§ **REQUIREMENT**: Could you update these items so that every "Non-wall" reads "Non-wall-facing", with everything else left unchanged?

§ **SUPPLIED MATERIAL**:
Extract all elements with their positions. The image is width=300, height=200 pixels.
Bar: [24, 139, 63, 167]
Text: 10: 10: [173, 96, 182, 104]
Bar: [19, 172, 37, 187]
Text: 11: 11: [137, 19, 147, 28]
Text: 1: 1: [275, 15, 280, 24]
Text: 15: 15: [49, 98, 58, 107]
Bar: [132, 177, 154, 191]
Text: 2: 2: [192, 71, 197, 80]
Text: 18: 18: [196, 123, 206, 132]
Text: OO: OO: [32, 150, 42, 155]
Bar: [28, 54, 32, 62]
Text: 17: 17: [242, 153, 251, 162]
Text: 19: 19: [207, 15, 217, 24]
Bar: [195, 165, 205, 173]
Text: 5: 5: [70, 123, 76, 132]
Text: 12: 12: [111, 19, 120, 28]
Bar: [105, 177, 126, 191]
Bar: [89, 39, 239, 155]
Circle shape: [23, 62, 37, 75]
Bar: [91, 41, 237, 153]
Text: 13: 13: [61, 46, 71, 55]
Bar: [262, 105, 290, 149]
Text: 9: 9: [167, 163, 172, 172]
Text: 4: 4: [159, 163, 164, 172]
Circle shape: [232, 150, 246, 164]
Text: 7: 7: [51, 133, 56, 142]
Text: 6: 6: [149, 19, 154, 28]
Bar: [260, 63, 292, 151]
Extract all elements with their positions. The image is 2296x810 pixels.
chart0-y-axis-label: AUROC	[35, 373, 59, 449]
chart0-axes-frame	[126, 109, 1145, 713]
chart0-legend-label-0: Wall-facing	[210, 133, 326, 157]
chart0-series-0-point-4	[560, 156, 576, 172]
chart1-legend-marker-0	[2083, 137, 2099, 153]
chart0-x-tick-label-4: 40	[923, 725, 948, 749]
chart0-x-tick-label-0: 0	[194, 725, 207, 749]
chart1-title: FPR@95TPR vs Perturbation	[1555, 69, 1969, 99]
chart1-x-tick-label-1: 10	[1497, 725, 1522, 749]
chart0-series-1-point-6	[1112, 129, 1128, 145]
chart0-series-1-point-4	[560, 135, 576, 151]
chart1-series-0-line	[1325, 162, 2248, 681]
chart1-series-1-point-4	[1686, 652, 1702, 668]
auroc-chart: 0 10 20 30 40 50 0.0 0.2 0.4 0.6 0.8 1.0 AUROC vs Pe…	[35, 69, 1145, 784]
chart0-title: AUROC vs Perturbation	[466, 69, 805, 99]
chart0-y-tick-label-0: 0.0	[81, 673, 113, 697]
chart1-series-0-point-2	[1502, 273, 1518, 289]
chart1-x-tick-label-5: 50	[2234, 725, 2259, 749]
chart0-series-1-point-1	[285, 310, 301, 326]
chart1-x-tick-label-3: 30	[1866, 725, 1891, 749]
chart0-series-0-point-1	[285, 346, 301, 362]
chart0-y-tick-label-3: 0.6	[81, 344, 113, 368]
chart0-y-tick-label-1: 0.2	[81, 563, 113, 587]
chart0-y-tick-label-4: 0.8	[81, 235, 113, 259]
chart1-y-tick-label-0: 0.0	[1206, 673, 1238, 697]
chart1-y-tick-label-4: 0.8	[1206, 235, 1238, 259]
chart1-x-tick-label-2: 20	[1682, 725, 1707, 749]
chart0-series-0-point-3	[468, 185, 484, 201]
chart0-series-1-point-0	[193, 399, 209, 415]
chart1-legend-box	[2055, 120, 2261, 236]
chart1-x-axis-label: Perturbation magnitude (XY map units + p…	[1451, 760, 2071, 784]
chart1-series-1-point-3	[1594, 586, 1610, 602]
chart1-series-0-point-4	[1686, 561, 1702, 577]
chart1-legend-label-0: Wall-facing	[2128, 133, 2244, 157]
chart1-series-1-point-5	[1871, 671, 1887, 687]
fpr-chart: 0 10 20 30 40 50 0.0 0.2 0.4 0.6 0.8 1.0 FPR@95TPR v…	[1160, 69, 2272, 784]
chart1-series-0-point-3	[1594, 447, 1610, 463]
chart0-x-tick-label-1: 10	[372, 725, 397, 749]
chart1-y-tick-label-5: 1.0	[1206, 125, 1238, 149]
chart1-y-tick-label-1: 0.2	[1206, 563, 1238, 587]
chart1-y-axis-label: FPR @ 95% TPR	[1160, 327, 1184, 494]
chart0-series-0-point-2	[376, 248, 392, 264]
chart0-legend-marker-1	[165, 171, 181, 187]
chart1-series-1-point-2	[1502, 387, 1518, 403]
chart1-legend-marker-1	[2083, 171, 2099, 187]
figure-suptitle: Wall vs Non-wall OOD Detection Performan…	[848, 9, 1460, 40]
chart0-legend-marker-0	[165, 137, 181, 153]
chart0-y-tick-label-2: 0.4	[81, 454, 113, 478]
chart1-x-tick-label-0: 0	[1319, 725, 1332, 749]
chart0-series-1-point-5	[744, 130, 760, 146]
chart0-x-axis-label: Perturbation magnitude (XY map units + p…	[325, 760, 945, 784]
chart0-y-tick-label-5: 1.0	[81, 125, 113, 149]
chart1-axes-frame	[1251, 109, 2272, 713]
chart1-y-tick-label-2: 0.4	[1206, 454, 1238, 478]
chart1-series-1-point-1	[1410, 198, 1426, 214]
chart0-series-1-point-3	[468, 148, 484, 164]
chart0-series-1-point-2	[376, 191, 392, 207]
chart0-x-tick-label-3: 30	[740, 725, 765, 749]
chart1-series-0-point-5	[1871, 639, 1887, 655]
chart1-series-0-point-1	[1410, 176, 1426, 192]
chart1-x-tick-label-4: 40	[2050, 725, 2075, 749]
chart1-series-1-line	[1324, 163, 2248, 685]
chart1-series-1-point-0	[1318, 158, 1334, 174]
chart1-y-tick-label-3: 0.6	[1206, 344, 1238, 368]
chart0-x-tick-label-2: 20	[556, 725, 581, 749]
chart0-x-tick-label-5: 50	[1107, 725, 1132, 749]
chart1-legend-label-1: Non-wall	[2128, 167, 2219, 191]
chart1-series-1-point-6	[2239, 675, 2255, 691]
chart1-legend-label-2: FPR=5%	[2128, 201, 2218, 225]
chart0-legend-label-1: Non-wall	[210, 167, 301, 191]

§ **SOLVED PROBLEM**:
Extract all elements with their positions. The image is width=300, height=200 pixels.
Bar: [24, 139, 63, 167]
Text: 10: 10: [173, 96, 182, 104]
Bar: [19, 172, 37, 187]
Text: 11: 11: [137, 19, 147, 28]
Text: 1: 1: [275, 15, 280, 24]
Text: 15: 15: [49, 98, 58, 107]
Bar: [132, 177, 154, 191]
Text: 2: 2: [192, 71, 197, 80]
Text: 18: 18: [196, 123, 206, 132]
Text: OO: OO: [32, 150, 42, 155]
Bar: [28, 54, 32, 62]
Text: 17: 17: [242, 153, 251, 162]
Text: 19: 19: [207, 15, 217, 24]
Bar: [195, 165, 205, 173]
Text: 5: 5: [70, 123, 76, 132]
Text: 12: 12: [111, 19, 120, 28]
Bar: [105, 177, 126, 191]
Bar: [89, 39, 239, 155]
Circle shape: [23, 62, 37, 75]
Bar: [91, 41, 237, 153]
Text: 13: 13: [61, 46, 71, 55]
Bar: [262, 105, 290, 149]
Text: 9: 9: [167, 163, 172, 172]
Text: 4: 4: [159, 163, 164, 172]
Circle shape: [232, 150, 246, 164]
Text: 7: 7: [51, 133, 56, 142]
Text: 6: 6: [149, 19, 154, 28]
Bar: [260, 63, 292, 151]
Extract all elements with their positions. The image is 2296x810 pixels.
chart0-y-axis-label: AUROC	[35, 373, 59, 449]
chart0-axes-frame	[126, 109, 1145, 713]
chart0-legend-label-0: Wall-facing	[210, 133, 326, 157]
chart0-series-0-point-4	[560, 156, 576, 172]
chart1-legend-marker-0	[2083, 137, 2099, 153]
chart0-x-tick-label-4: 40	[923, 725, 948, 749]
chart0-x-tick-label-0: 0	[194, 725, 207, 749]
chart1-title: FPR@95TPR vs Perturbation	[1555, 69, 1969, 99]
chart1-x-tick-label-1: 10	[1497, 725, 1522, 749]
chart0-series-1-point-6	[1112, 129, 1128, 145]
chart0-series-1-point-4	[560, 135, 576, 151]
chart1-series-0-line	[1325, 162, 2248, 681]
chart1-series-1-point-4	[1686, 652, 1702, 668]
auroc-chart: 0 10 20 30 40 50 0.0 0.2 0.4 0.6 0.8 1.0 AUROC vs Pe…	[35, 69, 1145, 784]
chart0-title: AUROC vs Perturbation	[466, 69, 805, 99]
chart0-y-tick-label-0: 0.0	[81, 673, 113, 697]
chart1-series-0-point-2	[1502, 273, 1518, 289]
chart1-x-tick-label-5: 50	[2234, 725, 2259, 749]
chart0-series-1-point-1	[285, 310, 301, 326]
chart1-x-tick-label-3: 30	[1866, 725, 1891, 749]
chart0-series-0-point-1	[285, 346, 301, 362]
chart0-y-tick-label-3: 0.6	[81, 344, 113, 368]
chart0-y-tick-label-1: 0.2	[81, 563, 113, 587]
chart0-y-tick-label-4: 0.8	[81, 235, 113, 259]
chart1-y-tick-label-0: 0.0	[1206, 673, 1238, 697]
chart1-y-tick-label-4: 0.8	[1206, 235, 1238, 259]
chart1-x-tick-label-2: 20	[1682, 725, 1707, 749]
chart0-series-0-point-3	[468, 185, 484, 201]
chart0-series-1-point-0	[193, 399, 209, 415]
chart1-legend-box	[2055, 120, 2261, 236]
chart1-x-axis-label: Perturbation magnitude (XY map units + p…	[1451, 760, 2071, 784]
chart1-series-1-point-3	[1594, 586, 1610, 602]
chart1-series-0-point-4	[1686, 561, 1702, 577]
chart1-legend-label-0: Wall-facing	[2128, 133, 2244, 157]
chart1-series-1-point-5	[1871, 671, 1887, 687]
fpr-chart: 0 10 20 30 40 50 0.0 0.2 0.4 0.6 0.8 1.0 FPR@95TPR v…	[1160, 69, 2272, 784]
chart1-series-0-point-3	[1594, 447, 1610, 463]
chart0-x-tick-label-1: 10	[372, 725, 397, 749]
chart1-y-tick-label-5: 1.0	[1206, 125, 1238, 149]
chart1-y-tick-label-1: 0.2	[1206, 563, 1238, 587]
chart1-y-axis-label: FPR @ 95% TPR	[1160, 327, 1184, 494]
chart0-series-0-point-2	[376, 248, 392, 264]
chart0-legend-marker-1	[165, 171, 181, 187]
chart1-series-1-point-2	[1502, 387, 1518, 403]
chart1-legend-marker-1	[2083, 171, 2099, 187]
figure-suptitle: Wall vs Non-wall-facing OOD Detection Performan…	[848, 9, 1460, 40]
chart0-legend-marker-0	[165, 137, 181, 153]
chart0-y-tick-label-2: 0.4	[81, 454, 113, 478]
chart1-x-tick-label-0: 0	[1319, 725, 1332, 749]
chart0-series-1-point-5	[744, 130, 760, 146]
chart0-x-axis-label: Perturbation magnitude (XY map units + p…	[325, 760, 945, 784]
chart0-y-tick-label-5: 1.0	[81, 125, 113, 149]
chart1-axes-frame	[1251, 109, 2272, 713]
chart1-y-tick-label-2: 0.4	[1206, 454, 1238, 478]
chart1-series-1-point-1	[1410, 198, 1426, 214]
chart0-series-1-point-3	[468, 148, 484, 164]
chart0-series-1-point-2	[376, 191, 392, 207]
chart0-x-tick-label-3: 30	[740, 725, 765, 749]
chart1-series-0-point-5	[1871, 639, 1887, 655]
chart1-series-0-point-1	[1410, 176, 1426, 192]
chart1-x-tick-label-4: 40	[2050, 725, 2075, 749]
chart1-series-1-line	[1324, 163, 2248, 685]
chart1-series-1-point-0	[1318, 158, 1334, 174]
chart1-y-tick-label-3: 0.6	[1206, 344, 1238, 368]
chart0-x-tick-label-2: 20	[556, 725, 581, 749]
chart0-x-tick-label-5: 50	[1107, 725, 1132, 749]
chart1-legend-label-1: Non-wall-facing	[2128, 167, 2219, 191]
chart1-series-1-point-6	[2239, 675, 2255, 691]
chart1-legend-label-2: FPR=5%	[2128, 201, 2218, 225]
chart0-legend-label-1: Non-wall-facing	[210, 167, 301, 191]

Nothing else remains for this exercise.